▶ **Goal of the exercise**
Word for word, restate every line of the listing that follows.

▶ **Records for the task**

▼

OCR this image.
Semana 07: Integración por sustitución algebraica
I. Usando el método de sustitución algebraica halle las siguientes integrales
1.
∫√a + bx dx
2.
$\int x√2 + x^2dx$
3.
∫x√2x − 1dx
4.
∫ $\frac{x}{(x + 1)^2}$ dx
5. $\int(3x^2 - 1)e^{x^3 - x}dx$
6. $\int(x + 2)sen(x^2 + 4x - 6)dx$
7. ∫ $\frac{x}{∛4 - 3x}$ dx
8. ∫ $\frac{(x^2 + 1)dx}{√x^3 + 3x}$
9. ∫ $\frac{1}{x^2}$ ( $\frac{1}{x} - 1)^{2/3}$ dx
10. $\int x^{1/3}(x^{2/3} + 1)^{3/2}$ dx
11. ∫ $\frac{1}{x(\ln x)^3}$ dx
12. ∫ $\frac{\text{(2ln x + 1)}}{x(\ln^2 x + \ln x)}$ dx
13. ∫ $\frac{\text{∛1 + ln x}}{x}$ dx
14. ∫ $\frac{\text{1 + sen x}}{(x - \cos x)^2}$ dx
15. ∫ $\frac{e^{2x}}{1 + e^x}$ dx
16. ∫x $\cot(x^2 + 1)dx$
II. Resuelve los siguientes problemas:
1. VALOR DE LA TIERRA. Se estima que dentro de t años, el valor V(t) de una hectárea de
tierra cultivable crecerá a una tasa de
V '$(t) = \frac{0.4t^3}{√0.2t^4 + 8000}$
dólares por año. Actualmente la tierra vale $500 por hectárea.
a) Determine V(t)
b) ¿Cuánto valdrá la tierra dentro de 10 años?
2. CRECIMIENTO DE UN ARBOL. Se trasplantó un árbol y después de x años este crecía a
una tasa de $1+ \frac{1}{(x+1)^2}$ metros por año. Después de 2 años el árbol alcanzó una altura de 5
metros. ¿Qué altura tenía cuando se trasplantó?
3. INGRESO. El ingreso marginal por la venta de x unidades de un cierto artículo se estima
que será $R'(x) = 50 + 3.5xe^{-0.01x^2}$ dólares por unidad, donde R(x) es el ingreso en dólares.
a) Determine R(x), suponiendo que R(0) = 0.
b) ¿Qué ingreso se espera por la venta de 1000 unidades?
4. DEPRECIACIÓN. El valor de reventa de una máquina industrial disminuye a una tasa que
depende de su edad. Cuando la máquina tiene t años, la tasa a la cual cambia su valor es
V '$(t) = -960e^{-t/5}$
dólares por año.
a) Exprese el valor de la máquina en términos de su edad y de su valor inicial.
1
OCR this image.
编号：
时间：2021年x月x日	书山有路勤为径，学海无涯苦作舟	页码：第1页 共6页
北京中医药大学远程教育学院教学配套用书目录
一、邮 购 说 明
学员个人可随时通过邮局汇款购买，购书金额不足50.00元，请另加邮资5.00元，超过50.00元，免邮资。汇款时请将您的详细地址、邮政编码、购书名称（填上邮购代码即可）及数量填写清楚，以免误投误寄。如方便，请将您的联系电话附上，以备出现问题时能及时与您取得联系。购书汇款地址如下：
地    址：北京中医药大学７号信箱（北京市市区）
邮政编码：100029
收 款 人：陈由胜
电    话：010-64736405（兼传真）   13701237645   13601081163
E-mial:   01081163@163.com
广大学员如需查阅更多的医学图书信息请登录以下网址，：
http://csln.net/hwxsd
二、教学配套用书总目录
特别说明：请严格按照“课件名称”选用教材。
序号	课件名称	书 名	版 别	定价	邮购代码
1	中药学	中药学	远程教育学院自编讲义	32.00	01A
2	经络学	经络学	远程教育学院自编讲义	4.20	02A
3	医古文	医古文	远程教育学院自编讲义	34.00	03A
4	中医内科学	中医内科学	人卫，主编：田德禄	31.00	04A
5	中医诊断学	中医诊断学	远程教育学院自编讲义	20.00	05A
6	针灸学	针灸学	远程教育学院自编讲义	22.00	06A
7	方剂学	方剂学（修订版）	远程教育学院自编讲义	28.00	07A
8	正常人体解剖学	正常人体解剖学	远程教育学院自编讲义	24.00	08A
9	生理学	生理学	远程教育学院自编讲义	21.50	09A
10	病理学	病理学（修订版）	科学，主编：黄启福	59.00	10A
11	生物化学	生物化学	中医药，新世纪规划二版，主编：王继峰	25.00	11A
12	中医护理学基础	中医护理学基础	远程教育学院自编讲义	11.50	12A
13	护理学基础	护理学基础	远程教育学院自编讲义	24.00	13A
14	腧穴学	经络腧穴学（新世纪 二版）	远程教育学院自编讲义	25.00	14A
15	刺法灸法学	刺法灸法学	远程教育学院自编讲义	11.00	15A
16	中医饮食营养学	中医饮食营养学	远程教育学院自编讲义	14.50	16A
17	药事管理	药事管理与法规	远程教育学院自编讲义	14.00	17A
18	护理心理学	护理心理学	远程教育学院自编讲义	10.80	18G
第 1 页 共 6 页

▲

▶ **Correct result**
OCR this image.
Semana 07: Integración por sustitución algebraica
I. Usando el método de sustitución algebraica halle las siguientes integrales
1.
∫√a + bx dx
2.
$\int x√2 + x^2dx$
3.
∫x√2x − 1dx
4.
∫ $\frac{x}{(x + 1)^2}$ dx
5. $\int(3x^2 - 1)e^{x^3 - x}dx$
6. $\int(x + 2)sen(x^2 + 4x - 6)dx$
7. ∫ $\frac{x}{∛4 - 3x}$ dx
8. ∫ $\frac{(x^2 + 1)dx}{√x^3 + 3x}$
9. ∫ $\frac{1}{x^2}$ ( $\frac{1}{x} - 1)^{2/3}$ dx
10. $\int x^{1/3}(x^{2/3} + 1)^{3/2}$ dx
11. ∫ $\frac{1}{x(\ln x)^3}$ dx
12. ∫ $\frac{\text{(2ln x + 1)}}{x(\ln^2 x + \ln x)}$ dx
13. ∫ $\frac{\text{∛1 + ln x}}{x}$ dx
14. ∫ $\frac{\text{1 + sen x}}{(x - \cos x)^2}$ dx
15. ∫ $\frac{e^{2x}}{1 + e^x}$ dx
16. ∫x $\cot(x^2 + 1)dx$
II. Resuelve los siguientes problemas:
1. VALOR DE LA TIERRA. Se estima que dentro de t años, el valor V(t) de una hectárea de
tierra cultivable crecerá a una tasa de
V '$(t) = \frac{0.4t^3}{√0.2t^4 + 8000}$
dólares por año. Actualmente la tierra vale $500 por hectárea.
a) Determine V(t)
b) ¿Cuánto valdrá la tierra dentro de 10 años?
2. CRECIMIENTO DE UN ARBOL. Se trasplantó un árbol y después de x años este crecía a
una tasa de $1+ \frac{1}{(x+1)^2}$ metros por año. Después de 2 años el árbol alcanzó una altura de 5
metros. ¿Qué altura tenía cuando se trasplantó?
3. INGRESO. El ingreso marginal por la venta de x unidades de un cierto artículo se estima
que será $R'(x) = 50 + 3.5xe^{-0.01x^2}$ dólares por unidad, donde R(x) es el ingreso en dólares.
a) Determine R(x), suponiendo que R(0) = 0.
b) ¿Qué ingreso se espera por la venta de 1000 unidades?
4. DEPRECIACIÓN. El valor de reventa de una máquina industrial disminuye a una tasa que
depende de su edad. Cuando la máquina tiene t años, la tasa a la cual cambia su valor es
V '$(t) = -960e^{-t/5}$
dólares por año.
a) Exprese el valor de la máquina en términos de su edad y de su valor inicial.
1
OCR this image.
编号：
时间：2021年x月x日	书山有路勤为径，学海无涯苦作舟	页码：第1页 共6页
北京中医药大学远程教育学院教学配套用书目录
一、邮 购 说 明
学员个人可随时通过邮局汇款购买，购书金额不足50.00元，请另加邮资5.00元，超过50.00元，免邮资。汇款时请将您的详细地址、邮政编码、购书名称（填上邮购代码即可）及数量填写清楚，以免误投误寄。如方便，请将您的联系电话附上，以备出现问题时能及时与您取得联系。购书汇款地址如下：
地    址：北京中医药大学７号信箱（北京市市区）
邮政编码：100029
收 款 人：陈由胜
电    话：010-64736405（兼传真）   13701237645   13601081163
E-mial:   01081163@163.com
广大学员如需查阅更多的医学图书信息请登录以下网址，：
http://csln.net/hwxsd
二、教学配套用书总目录
特别说明：请严格按照“课件名称”选用教材。
序号	课件名称	书 名	版 别	定价	邮购代码
1	中药学	中药学	远程教育学院自编讲义	32.00	01A
2	经络学	经络学	远程教育学院自编讲义	4.20	02A
3	医古文	医古文	远程教育学院自编讲义	34.00	03A
4	中医内科学	中医内科学	人卫，主编：田德禄	31.00	04A
5	中医诊断学	中医诊断学	远程教育学院自编讲义	20.00	05A
6	针灸学	针灸学	远程教育学院自编讲义	22.00	06A
7	方剂学	方剂学（修订版）	远程教育学院自编讲义	28.00	07A
8	正常人体解剖学	正常人体解剖学	远程教育学院自编讲义	24.00	08A
9	生理学	生理学	远程教育学院自编讲义	21.50	09A
10	病理学	病理学（修订版）	科学，主编：黄启福	59.00	10A
11	生物化学	生物化学	中医药，新世纪规划二版，主编：王继峰	25.00	11A
12	中医护理学基础	中医护理学基础	远程教育学院自编讲义	11.50	12A
13	护理学基础	护理学基础	远程教育学院自编讲义	24.00	13A
14	腧穴学	经络腧穴学（新世纪 二版）	远程教育学院自编讲义	25.00	14A
15	刺法灸法学	刺法灸法学	远程教育学院自编讲义	11.00	15A
16	中医饮食营养学	中医饮食营养学	远程教育学院自编讲义	14.50	16A
17	药事管理	药事管理与法规	远程教育学院自编讲义	14.00	17A
18	护理心理学	护理心理学	远程教育学院自编讲义	10.80	18G
第 1 页 共 6 页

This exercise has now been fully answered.